**DIRECTION**
Among these lines, how many include "contains"? Answer only with the number.

**ENTRIES SUPPLIED**
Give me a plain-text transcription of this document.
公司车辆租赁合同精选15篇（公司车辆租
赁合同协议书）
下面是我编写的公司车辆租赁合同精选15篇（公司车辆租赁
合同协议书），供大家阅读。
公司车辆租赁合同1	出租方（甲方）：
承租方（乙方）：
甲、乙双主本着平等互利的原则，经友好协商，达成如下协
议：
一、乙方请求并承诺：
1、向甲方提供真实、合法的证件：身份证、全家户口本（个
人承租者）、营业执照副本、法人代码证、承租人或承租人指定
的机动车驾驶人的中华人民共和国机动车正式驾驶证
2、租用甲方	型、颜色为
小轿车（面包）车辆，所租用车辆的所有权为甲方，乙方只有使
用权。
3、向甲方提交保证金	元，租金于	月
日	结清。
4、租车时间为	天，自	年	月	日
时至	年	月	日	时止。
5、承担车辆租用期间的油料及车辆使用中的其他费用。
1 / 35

* * *

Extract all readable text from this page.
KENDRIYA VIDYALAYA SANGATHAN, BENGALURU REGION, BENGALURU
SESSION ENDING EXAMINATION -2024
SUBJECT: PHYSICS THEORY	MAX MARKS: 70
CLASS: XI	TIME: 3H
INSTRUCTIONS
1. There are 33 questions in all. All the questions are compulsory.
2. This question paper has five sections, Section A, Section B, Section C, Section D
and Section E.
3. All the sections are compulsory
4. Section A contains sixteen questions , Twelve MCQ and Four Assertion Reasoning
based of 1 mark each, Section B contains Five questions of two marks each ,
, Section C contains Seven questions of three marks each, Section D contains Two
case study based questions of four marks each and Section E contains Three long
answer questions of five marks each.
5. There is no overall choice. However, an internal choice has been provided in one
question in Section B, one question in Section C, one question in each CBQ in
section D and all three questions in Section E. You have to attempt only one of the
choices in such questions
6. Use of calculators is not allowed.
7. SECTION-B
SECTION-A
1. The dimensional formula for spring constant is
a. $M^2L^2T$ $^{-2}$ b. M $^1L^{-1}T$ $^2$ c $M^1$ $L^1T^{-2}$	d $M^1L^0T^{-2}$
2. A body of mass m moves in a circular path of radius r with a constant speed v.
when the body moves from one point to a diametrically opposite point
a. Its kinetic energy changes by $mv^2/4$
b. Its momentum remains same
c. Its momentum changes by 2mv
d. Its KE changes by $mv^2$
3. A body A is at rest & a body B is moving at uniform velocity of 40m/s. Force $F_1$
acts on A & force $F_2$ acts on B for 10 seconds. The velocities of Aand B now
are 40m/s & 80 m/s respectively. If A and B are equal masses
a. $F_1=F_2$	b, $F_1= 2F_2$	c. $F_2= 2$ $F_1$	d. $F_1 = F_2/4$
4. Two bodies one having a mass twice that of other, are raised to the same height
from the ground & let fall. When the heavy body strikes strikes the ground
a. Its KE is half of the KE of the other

**RESULT OF THIS TASK**
4